» **INFORMATION PROVIDED**:
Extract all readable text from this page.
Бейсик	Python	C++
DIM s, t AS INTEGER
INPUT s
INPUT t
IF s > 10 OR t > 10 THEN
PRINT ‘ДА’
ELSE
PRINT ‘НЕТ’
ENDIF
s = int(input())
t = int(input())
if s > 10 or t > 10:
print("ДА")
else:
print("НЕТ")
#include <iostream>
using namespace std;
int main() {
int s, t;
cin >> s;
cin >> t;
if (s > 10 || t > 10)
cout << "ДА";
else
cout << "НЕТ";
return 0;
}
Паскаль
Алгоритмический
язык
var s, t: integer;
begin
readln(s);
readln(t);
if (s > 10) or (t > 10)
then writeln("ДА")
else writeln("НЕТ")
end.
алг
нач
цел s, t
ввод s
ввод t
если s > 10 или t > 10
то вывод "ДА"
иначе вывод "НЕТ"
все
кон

» **EXERCISE**:
Copy every record above exactly as it appears.

» **CORRECT RESULT**:
Extract all readable text from this page.
Бейсик	Python	C++
DIM s, t AS INTEGER
INPUT s
INPUT t
IF s > 10 OR t > 10 THEN
PRINT ‘ДА’
ELSE
PRINT ‘НЕТ’
ENDIF
s = int(input())
t = int(input())
if s > 10 or t > 10:
print("ДА")
else:
print("НЕТ")
#include <iostream>
using namespace std;
int main() {
int s, t;
cin >> s;
cin >> t;
if (s > 10 || t > 10)
cout << "ДА";
else
cout << "НЕТ";
return 0;
}
Паскаль
Алгоритмический
язык
var s, t: integer;
begin
readln(s);
readln(t);
if (s > 10) or (t > 10)
then writeln("ДА")
else writeln("НЕТ")
end.
алг
нач
цел s, t
ввод s
ввод t
если s > 10 или t > 10
то вывод "ДА"
иначе вывод "НЕТ"
все
кон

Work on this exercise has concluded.